Given task
Look for the string "type" and copy every line that has it.

:::::

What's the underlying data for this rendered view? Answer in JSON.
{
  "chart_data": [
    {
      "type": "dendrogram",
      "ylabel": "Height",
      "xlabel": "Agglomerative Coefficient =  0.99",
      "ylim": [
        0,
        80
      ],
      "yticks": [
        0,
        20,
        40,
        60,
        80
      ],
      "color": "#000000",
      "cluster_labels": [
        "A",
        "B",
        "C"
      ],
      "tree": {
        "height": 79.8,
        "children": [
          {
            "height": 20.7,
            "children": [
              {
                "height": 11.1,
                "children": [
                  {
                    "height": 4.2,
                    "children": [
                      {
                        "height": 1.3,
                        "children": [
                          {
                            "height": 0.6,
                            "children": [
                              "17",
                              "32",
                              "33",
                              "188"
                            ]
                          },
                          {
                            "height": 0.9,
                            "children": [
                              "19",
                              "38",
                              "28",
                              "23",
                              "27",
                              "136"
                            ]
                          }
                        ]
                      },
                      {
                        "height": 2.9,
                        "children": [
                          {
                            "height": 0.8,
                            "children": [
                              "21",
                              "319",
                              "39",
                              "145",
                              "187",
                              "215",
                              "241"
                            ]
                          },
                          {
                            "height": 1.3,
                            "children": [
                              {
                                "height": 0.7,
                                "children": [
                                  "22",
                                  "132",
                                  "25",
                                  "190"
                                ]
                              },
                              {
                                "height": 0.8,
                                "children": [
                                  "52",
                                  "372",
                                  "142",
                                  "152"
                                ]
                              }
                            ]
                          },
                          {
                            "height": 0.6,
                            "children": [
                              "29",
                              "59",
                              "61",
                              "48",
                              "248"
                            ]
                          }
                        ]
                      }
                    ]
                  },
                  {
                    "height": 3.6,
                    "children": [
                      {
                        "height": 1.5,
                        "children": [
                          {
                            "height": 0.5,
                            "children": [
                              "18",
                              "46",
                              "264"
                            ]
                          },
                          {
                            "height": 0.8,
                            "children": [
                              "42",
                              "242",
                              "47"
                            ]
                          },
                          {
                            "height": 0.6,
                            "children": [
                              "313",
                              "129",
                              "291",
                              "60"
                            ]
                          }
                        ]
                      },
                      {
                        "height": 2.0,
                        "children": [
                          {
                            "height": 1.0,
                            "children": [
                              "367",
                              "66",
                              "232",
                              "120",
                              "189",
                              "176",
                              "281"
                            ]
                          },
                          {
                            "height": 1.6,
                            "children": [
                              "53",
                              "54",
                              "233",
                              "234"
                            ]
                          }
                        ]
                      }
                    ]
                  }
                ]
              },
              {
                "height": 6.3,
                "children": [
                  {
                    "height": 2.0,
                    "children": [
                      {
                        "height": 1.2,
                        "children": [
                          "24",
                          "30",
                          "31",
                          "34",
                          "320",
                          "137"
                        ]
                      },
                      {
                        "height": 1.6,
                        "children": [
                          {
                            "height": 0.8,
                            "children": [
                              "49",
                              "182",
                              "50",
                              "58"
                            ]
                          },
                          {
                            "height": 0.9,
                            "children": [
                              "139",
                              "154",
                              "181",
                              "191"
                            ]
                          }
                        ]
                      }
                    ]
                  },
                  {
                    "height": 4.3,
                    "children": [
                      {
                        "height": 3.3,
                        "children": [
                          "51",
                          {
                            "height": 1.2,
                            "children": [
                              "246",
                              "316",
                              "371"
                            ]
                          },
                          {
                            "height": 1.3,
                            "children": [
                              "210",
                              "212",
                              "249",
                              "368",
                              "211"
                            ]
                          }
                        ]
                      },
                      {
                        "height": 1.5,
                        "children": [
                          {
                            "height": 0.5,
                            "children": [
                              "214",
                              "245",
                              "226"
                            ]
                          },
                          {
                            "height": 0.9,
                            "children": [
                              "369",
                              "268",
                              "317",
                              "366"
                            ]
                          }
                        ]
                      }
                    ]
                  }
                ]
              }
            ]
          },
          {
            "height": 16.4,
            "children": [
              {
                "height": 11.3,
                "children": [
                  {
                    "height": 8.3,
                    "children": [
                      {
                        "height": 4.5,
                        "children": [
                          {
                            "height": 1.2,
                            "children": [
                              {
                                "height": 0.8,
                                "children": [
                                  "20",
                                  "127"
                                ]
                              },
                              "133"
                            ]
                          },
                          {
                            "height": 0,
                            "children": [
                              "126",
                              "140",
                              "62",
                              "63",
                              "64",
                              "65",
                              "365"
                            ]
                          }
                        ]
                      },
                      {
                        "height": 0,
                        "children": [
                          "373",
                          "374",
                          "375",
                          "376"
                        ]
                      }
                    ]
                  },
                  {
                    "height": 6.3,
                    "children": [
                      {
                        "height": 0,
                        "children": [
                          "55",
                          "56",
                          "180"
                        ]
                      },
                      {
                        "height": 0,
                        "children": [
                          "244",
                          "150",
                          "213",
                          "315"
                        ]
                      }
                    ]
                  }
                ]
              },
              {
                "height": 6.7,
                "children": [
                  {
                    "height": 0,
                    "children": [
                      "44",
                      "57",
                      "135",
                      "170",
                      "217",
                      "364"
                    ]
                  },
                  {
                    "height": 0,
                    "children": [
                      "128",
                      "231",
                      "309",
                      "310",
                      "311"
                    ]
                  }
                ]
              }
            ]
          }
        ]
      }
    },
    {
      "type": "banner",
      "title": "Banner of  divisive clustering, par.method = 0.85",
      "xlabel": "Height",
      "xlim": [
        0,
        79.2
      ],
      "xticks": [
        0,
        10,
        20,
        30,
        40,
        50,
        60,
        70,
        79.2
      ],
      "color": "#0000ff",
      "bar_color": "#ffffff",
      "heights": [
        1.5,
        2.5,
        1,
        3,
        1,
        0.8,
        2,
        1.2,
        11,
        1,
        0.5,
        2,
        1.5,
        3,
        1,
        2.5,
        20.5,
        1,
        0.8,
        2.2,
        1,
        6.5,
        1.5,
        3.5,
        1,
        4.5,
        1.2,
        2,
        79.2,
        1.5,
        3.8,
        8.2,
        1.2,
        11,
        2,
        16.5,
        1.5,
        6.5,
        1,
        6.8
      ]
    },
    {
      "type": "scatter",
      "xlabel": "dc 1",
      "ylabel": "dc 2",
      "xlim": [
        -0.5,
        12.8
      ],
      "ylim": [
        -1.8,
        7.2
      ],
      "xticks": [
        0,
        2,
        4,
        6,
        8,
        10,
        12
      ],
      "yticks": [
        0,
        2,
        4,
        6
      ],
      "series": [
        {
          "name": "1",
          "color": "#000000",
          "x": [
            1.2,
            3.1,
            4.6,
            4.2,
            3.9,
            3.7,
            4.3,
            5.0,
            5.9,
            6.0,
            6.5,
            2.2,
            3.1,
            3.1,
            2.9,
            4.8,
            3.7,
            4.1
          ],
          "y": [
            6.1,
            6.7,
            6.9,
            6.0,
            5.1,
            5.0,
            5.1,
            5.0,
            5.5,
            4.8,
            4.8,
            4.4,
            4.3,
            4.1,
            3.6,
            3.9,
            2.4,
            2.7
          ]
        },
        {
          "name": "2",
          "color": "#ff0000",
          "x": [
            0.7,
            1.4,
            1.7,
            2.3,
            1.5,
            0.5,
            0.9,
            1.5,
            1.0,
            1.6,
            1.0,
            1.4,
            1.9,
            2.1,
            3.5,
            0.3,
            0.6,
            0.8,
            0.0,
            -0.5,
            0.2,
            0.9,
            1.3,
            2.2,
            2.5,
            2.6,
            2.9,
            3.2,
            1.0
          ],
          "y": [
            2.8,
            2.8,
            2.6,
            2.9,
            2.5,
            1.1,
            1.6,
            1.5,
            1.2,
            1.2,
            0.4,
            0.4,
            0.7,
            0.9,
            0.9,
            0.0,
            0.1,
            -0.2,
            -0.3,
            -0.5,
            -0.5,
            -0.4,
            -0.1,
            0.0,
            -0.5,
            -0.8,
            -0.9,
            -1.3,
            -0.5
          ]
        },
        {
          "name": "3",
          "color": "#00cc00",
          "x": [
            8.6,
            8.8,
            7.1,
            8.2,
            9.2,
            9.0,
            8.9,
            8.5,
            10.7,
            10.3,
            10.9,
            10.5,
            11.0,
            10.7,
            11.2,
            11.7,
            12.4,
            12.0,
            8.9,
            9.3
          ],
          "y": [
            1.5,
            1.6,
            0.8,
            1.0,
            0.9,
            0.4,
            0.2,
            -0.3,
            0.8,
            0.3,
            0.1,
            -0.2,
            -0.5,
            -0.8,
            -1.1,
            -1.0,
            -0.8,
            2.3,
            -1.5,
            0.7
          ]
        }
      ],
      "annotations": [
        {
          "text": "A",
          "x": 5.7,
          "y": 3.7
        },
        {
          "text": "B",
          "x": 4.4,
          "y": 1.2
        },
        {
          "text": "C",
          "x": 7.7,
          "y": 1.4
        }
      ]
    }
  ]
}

:::::

Worked answer
      "type": "dendrogram",
      "type": "banner",
      "type": "scatter",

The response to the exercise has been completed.